_YOUR INSTRUCTIONS_: Write out all lines holding the word "Append".
─── PROVIDED DATA ───
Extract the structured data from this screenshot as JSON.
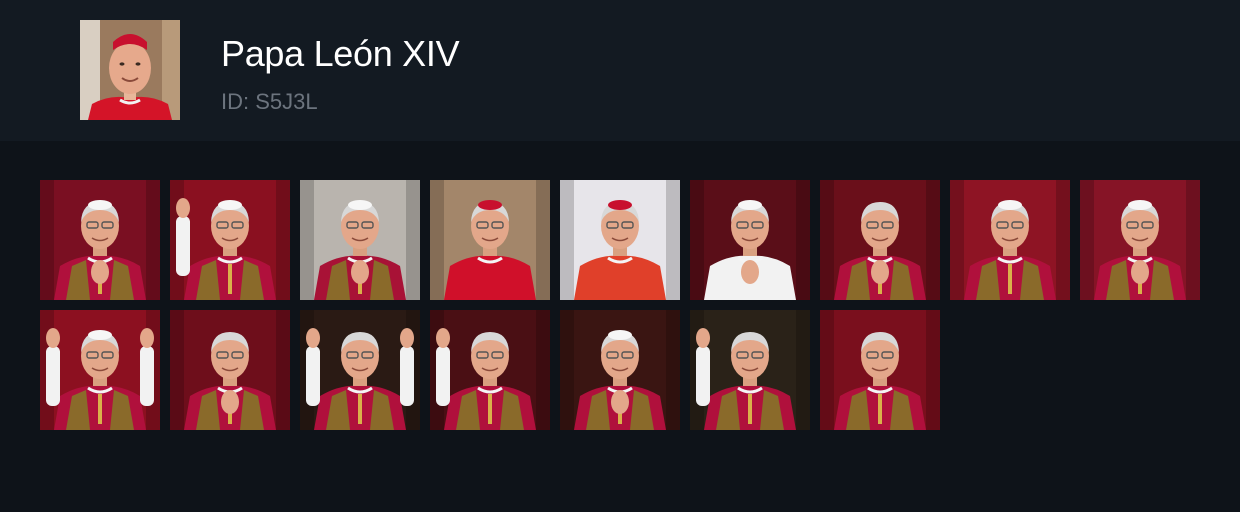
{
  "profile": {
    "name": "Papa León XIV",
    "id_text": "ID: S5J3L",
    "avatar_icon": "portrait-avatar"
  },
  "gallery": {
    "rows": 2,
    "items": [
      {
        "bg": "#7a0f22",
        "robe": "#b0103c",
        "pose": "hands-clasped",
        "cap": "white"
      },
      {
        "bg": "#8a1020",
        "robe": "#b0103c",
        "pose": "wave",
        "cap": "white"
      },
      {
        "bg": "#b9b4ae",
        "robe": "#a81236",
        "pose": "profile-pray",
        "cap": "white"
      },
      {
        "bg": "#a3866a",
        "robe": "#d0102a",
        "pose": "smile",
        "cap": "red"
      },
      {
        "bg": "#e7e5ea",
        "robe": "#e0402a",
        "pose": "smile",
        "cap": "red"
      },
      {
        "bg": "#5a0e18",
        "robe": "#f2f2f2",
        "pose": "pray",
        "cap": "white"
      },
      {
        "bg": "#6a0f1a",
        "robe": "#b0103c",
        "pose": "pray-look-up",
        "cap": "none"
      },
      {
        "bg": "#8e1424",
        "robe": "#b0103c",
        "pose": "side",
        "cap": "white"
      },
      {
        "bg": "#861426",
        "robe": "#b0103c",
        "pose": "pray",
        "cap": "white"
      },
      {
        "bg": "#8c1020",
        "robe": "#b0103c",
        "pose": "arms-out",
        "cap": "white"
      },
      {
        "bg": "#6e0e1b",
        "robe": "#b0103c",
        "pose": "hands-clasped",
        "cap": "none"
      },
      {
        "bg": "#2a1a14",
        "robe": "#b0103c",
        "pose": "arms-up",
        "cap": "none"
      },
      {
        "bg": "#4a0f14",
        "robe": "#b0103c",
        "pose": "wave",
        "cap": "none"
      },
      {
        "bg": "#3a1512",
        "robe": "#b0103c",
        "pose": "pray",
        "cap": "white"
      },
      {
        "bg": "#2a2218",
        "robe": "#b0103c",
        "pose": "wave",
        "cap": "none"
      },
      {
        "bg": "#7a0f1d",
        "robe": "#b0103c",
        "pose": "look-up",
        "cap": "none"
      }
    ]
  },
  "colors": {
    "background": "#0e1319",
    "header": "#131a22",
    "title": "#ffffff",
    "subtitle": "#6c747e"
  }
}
───
─── PROVIDED DATA ───
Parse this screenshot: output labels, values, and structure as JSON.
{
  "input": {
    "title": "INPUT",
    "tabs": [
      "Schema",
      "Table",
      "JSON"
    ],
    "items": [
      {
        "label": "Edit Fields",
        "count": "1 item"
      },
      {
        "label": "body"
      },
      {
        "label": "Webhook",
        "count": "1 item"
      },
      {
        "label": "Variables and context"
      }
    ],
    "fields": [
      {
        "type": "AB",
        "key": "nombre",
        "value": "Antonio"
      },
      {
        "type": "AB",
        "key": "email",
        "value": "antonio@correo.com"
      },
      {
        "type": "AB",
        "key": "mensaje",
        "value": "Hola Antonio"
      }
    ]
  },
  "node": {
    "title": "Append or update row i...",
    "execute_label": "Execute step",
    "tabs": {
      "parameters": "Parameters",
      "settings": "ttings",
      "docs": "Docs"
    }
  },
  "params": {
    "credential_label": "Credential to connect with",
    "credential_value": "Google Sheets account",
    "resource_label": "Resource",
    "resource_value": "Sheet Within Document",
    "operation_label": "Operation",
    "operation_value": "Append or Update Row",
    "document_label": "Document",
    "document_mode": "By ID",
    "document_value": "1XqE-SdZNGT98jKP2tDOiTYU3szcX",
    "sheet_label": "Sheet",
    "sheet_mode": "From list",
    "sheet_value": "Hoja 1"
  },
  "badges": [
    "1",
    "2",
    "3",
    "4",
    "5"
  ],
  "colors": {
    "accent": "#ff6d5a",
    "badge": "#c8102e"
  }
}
───
_FINAL ANSWER_:
    "title": "Append or update row i...",
    "operation_value": "Append or Update Row",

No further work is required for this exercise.